» **What is expected**
Take the material below and retype it in full; pictures are left out.

>>>>

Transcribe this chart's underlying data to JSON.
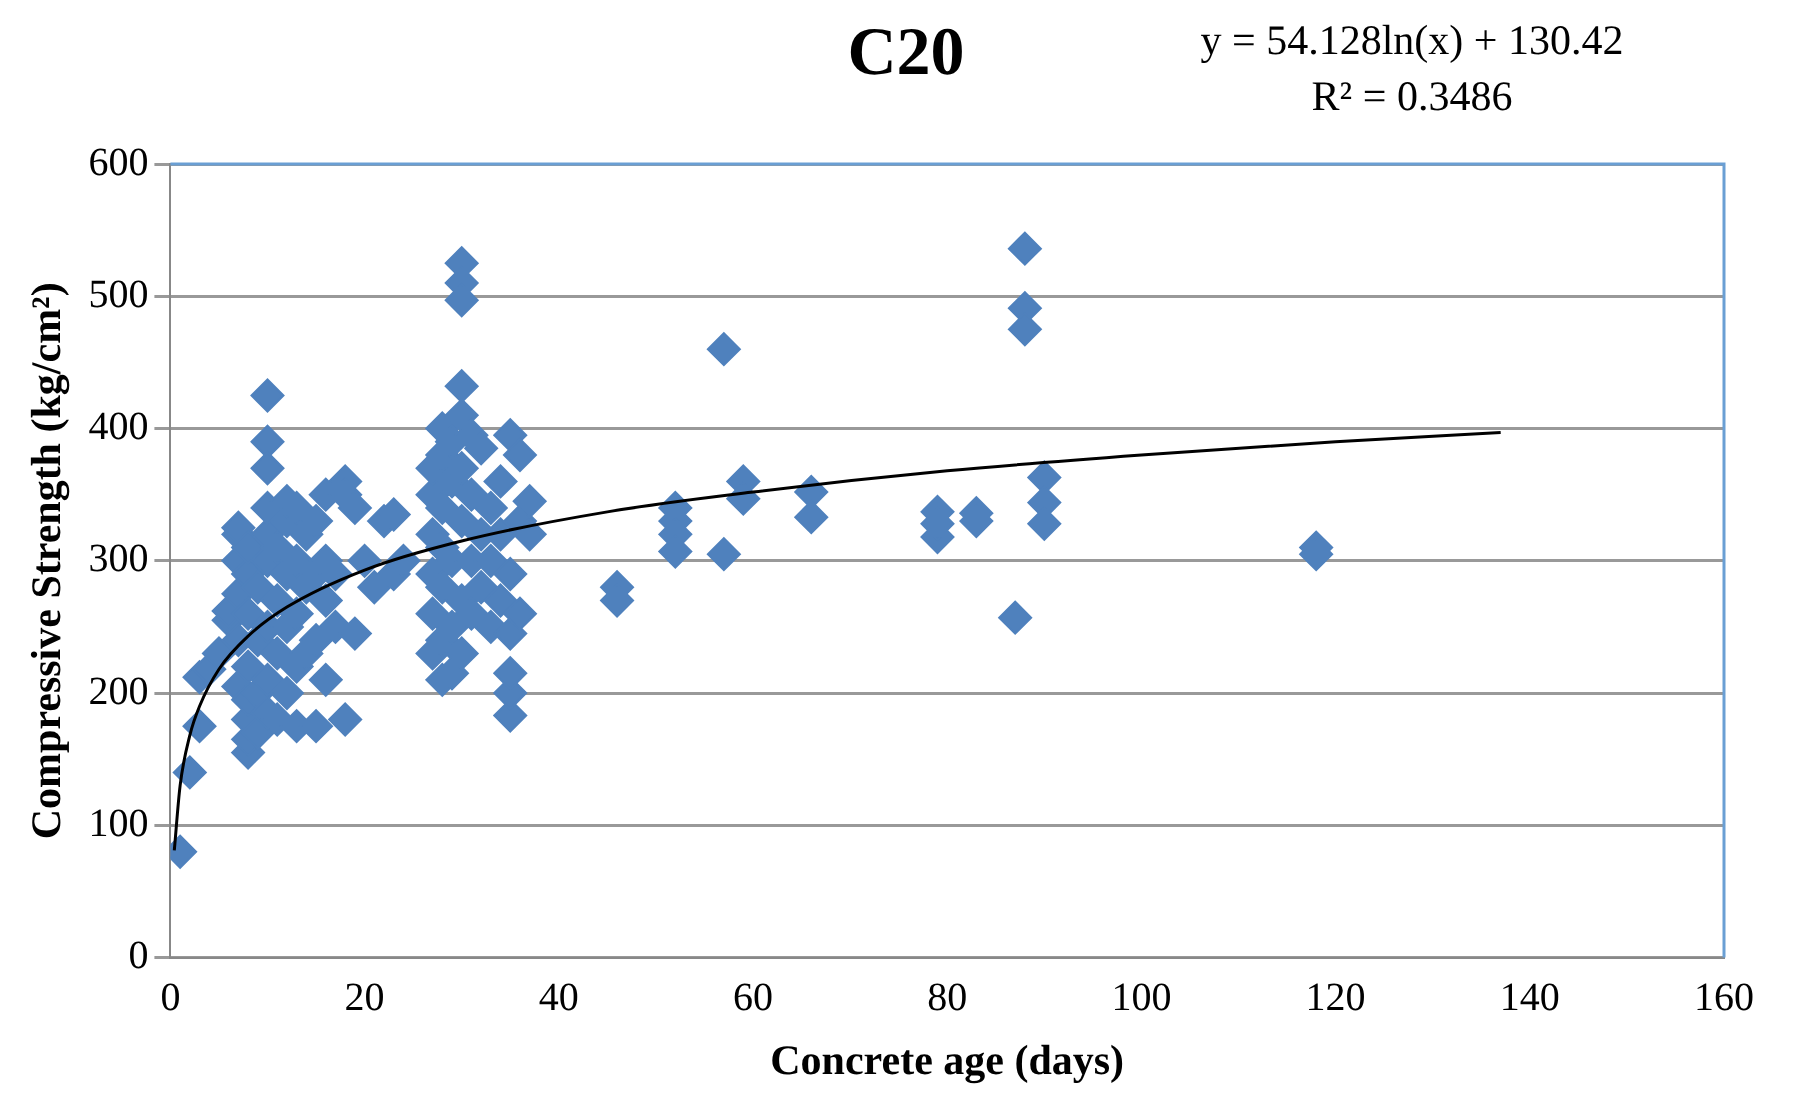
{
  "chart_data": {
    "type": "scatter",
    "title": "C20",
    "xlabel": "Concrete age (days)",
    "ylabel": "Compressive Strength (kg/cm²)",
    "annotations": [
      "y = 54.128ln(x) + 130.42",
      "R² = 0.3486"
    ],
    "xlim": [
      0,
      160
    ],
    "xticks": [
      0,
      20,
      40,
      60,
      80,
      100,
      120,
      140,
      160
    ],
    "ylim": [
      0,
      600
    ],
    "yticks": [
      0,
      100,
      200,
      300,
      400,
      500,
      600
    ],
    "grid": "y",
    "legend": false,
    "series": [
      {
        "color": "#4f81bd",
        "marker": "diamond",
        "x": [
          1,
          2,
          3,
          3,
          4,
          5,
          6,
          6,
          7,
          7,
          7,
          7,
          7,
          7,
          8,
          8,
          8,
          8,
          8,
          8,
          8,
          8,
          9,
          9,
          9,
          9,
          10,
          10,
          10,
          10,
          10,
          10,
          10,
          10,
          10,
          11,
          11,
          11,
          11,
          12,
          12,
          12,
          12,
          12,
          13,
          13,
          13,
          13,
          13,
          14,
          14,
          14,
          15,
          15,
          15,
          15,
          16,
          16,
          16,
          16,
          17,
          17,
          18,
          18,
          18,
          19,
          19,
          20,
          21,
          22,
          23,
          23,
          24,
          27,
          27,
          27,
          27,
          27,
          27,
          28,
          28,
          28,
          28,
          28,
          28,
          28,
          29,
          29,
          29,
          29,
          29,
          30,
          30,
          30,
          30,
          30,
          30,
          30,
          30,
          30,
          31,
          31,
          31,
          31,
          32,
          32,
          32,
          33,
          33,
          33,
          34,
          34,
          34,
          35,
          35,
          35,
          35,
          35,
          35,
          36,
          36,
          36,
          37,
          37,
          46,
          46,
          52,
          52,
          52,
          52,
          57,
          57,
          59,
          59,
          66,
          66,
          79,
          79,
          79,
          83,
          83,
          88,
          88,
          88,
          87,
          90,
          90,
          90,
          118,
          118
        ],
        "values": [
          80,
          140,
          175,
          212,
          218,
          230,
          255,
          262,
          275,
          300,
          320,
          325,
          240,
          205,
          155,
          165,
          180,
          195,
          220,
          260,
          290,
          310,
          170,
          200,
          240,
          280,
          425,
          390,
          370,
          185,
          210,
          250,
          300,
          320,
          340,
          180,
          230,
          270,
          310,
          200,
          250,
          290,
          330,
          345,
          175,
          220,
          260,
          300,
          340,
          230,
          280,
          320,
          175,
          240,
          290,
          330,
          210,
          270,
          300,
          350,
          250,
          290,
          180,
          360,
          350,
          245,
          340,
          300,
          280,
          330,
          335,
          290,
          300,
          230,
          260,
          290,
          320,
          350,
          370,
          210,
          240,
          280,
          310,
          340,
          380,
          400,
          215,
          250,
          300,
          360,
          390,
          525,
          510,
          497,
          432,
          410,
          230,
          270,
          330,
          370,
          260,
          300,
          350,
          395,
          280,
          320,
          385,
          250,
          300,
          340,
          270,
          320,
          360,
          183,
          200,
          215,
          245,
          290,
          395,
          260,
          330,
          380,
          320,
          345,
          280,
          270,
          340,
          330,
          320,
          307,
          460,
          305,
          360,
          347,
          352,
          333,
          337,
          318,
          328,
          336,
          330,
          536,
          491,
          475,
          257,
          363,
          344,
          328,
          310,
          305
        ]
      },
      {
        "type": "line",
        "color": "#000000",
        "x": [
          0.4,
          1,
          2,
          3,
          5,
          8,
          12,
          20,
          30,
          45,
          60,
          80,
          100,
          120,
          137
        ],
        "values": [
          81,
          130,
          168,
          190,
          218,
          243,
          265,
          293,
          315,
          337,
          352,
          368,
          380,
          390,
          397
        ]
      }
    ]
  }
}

<<<<

» **Expected answer**
Transcribe this chart's underlying data to JSON.
{
  "chart_data": {
    "type": "scatter",
    "title": "C20",
    "xlabel": "Concrete age (days)",
    "ylabel": "Compressive Strength (kg/cm²)",
    "annotations": [
      "y = 54.128ln(x) + 130.42",
      "R² = 0.3486"
    ],
    "xlim": [
      0,
      160
    ],
    "xticks": [
      0,
      20,
      40,
      60,
      80,
      100,
      120,
      140,
      160
    ],
    "ylim": [
      0,
      600
    ],
    "yticks": [
      0,
      100,
      200,
      300,
      400,
      500,
      600
    ],
    "grid": "y",
    "legend": false,
    "series": [
      {
        "color": "#4f81bd",
        "marker": "diamond",
        "x": [
          1,
          2,
          3,
          3,
          4,
          5,
          6,
          6,
          7,
          7,
          7,
          7,
          7,
          7,
          8,
          8,
          8,
          8,
          8,
          8,
          8,
          8,
          9,
          9,
          9,
          9,
          10,
          10,
          10,
          10,
          10,
          10,
          10,
          10,
          10,
          11,
          11,
          11,
          11,
          12,
          12,
          12,
          12,
          12,
          13,
          13,
          13,
          13,
          13,
          14,
          14,
          14,
          15,
          15,
          15,
          15,
          16,
          16,
          16,
          16,
          17,
          17,
          18,
          18,
          18,
          19,
          19,
          20,
          21,
          22,
          23,
          23,
          24,
          27,
          27,
          27,
          27,
          27,
          27,
          28,
          28,
          28,
          28,
          28,
          28,
          28,
          29,
          29,
          29,
          29,
          29,
          30,
          30,
          30,
          30,
          30,
          30,
          30,
          30,
          30,
          31,
          31,
          31,
          31,
          32,
          32,
          32,
          33,
          33,
          33,
          34,
          34,
          34,
          35,
          35,
          35,
          35,
          35,
          35,
          36,
          36,
          36,
          37,
          37,
          46,
          46,
          52,
          52,
          52,
          52,
          57,
          57,
          59,
          59,
          66,
          66,
          79,
          79,
          79,
          83,
          83,
          88,
          88,
          88,
          87,
          90,
          90,
          90,
          118,
          118
        ],
        "values": [
          80,
          140,
          175,
          212,
          218,
          230,
          255,
          262,
          275,
          300,
          320,
          325,
          240,
          205,
          155,
          165,
          180,
          195,
          220,
          260,
          290,
          310,
          170,
          200,
          240,
          280,
          425,
          390,
          370,
          185,
          210,
          250,
          300,
          320,
          340,
          180,
          230,
          270,
          310,
          200,
          250,
          290,
          330,
          345,
          175,
          220,
          260,
          300,
          340,
          230,
          280,
          320,
          175,
          240,
          290,
          330,
          210,
          270,
          300,
          350,
          250,
          290,
          180,
          360,
          350,
          245,
          340,
          300,
          280,
          330,
          335,
          290,
          300,
          230,
          260,
          290,
          320,
          350,
          370,
          210,
          240,
          280,
          310,
          340,
          380,
          400,
          215,
          250,
          300,
          360,
          390,
          525,
          510,
          497,
          432,
          410,
          230,
          270,
          330,
          370,
          260,
          300,
          350,
          395,
          280,
          320,
          385,
          250,
          300,
          340,
          270,
          320,
          360,
          183,
          200,
          215,
          245,
          290,
          395,
          260,
          330,
          380,
          320,
          345,
          280,
          270,
          340,
          330,
          320,
          307,
          460,
          305,
          360,
          347,
          352,
          333,
          337,
          318,
          328,
          336,
          330,
          536,
          491,
          475,
          257,
          363,
          344,
          328,
          310,
          305
        ]
      },
      {
        "type": "line",
        "color": "#000000",
        "x": [
          0.4,
          1,
          2,
          3,
          5,
          8,
          12,
          20,
          30,
          45,
          60,
          80,
          100,
          120,
          137
        ],
        "values": [
          81,
          130,
          168,
          190,
          218,
          243,
          265,
          293,
          315,
          337,
          352,
          368,
          380,
          390,
          397
        ]
      }
    ]
  }
}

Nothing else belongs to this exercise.